Directions:
Search the records for "matters". Copy every line where it appears.

Dataset items:
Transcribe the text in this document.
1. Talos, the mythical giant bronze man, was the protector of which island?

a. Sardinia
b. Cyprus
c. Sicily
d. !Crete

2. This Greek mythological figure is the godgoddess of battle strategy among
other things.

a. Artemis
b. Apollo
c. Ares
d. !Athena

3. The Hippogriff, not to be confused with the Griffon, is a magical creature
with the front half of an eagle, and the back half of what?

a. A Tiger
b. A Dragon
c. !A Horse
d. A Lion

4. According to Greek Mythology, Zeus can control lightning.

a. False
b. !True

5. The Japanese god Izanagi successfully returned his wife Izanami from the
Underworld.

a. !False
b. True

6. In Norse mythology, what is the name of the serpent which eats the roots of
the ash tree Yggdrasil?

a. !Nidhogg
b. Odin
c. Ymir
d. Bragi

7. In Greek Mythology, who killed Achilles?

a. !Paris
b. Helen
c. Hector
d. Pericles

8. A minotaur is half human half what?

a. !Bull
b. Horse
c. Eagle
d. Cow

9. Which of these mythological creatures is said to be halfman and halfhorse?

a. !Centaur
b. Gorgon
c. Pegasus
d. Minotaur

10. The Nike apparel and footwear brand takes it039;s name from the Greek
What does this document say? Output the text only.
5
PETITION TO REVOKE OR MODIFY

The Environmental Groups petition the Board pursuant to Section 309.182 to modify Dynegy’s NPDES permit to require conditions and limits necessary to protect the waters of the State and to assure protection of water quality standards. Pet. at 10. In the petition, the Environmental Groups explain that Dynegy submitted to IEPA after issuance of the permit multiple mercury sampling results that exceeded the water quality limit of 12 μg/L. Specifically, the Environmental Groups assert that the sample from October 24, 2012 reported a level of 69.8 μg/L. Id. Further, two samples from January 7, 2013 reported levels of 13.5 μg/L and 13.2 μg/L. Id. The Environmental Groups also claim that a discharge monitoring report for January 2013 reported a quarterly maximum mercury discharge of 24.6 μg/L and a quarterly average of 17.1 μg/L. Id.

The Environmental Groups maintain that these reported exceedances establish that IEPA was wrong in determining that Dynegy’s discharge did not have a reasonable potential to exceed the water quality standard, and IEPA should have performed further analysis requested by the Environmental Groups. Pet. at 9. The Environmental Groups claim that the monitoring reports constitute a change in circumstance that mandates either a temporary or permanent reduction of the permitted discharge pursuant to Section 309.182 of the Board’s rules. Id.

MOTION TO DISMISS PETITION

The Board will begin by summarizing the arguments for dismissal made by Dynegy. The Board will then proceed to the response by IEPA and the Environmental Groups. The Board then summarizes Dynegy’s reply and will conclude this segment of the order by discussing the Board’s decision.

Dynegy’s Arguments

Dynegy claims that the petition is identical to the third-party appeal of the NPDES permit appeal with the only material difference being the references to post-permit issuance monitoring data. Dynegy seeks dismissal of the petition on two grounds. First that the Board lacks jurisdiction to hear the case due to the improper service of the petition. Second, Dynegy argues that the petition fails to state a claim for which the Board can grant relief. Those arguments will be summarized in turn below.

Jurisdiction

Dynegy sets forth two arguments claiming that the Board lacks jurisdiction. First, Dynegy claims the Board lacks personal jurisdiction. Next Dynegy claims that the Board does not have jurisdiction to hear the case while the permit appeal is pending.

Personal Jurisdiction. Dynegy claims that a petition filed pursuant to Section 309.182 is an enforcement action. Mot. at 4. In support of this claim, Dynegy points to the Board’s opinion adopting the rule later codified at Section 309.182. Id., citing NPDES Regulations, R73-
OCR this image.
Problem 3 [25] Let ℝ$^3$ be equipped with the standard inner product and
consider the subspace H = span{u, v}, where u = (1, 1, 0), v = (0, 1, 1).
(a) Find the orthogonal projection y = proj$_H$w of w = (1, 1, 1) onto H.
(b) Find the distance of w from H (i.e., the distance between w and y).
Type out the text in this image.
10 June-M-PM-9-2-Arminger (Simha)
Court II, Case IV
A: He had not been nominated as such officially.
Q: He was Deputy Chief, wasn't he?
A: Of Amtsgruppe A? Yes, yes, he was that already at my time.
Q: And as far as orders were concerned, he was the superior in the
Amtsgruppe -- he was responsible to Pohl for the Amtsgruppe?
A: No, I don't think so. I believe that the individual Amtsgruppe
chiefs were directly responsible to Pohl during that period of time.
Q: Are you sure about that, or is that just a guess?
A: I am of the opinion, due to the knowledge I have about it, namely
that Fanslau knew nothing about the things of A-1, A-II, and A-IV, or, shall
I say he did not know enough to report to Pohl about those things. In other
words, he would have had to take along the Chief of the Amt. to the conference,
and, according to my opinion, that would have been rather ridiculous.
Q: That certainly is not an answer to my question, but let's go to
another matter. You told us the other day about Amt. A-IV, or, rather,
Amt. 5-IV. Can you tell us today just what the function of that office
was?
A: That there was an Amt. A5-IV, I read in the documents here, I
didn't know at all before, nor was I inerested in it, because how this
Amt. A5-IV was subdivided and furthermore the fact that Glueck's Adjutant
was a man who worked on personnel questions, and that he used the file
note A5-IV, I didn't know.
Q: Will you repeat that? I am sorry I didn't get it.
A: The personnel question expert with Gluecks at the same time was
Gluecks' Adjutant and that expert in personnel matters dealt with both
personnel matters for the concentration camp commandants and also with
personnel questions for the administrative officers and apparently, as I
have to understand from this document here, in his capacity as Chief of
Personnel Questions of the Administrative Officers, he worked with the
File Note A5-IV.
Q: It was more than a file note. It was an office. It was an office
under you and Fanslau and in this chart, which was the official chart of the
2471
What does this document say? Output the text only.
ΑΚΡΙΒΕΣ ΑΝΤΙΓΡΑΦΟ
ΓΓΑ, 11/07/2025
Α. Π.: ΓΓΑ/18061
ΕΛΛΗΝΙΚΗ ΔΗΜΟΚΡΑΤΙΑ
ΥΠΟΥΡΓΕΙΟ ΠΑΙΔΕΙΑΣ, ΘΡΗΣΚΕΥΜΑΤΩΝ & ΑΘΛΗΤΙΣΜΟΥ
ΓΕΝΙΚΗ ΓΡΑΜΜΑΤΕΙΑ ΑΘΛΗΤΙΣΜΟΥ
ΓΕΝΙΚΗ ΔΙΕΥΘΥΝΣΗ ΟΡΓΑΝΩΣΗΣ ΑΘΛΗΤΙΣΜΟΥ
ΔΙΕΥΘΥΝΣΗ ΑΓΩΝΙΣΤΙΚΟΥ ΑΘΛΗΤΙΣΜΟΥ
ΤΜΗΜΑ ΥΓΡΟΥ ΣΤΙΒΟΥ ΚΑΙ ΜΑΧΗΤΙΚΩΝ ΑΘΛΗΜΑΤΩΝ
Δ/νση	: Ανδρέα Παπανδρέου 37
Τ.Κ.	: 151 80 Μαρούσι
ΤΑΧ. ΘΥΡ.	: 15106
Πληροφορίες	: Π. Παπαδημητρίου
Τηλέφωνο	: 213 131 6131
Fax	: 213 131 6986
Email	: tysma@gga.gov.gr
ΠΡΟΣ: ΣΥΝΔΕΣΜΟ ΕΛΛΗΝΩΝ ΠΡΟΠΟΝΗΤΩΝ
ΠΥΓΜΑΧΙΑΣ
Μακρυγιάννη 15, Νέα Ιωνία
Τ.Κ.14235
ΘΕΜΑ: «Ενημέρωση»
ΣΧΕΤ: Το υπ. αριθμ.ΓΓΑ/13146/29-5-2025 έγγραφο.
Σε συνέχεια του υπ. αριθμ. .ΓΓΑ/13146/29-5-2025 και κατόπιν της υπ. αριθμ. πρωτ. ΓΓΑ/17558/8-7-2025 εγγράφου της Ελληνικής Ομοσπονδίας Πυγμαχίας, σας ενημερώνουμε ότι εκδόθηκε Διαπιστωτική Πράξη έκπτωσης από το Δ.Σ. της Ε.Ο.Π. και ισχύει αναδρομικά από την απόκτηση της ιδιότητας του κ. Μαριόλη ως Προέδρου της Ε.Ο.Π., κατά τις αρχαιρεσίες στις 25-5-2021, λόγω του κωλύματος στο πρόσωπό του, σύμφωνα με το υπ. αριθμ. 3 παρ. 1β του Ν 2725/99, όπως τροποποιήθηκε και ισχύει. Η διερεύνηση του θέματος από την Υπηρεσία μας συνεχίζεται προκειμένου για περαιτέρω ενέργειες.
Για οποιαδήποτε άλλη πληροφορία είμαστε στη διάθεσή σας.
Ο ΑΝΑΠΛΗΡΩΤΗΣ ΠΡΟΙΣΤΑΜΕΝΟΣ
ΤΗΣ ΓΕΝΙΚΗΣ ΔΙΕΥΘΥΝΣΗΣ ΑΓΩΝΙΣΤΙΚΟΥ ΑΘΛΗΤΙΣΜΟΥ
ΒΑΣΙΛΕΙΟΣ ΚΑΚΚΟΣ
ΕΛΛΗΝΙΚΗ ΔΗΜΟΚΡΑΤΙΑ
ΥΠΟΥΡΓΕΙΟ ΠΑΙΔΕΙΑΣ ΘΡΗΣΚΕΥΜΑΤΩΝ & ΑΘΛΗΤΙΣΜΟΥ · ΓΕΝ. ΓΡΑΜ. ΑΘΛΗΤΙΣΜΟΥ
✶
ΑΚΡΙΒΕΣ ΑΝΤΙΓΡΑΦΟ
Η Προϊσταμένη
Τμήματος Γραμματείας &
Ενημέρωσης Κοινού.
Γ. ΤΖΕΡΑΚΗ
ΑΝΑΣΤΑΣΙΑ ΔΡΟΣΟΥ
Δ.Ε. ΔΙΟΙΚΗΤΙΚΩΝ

Response:
Gluecks' Adjutant and that expert in personnel matters dealt with both
personnel matters for the concentration camp commandants and also with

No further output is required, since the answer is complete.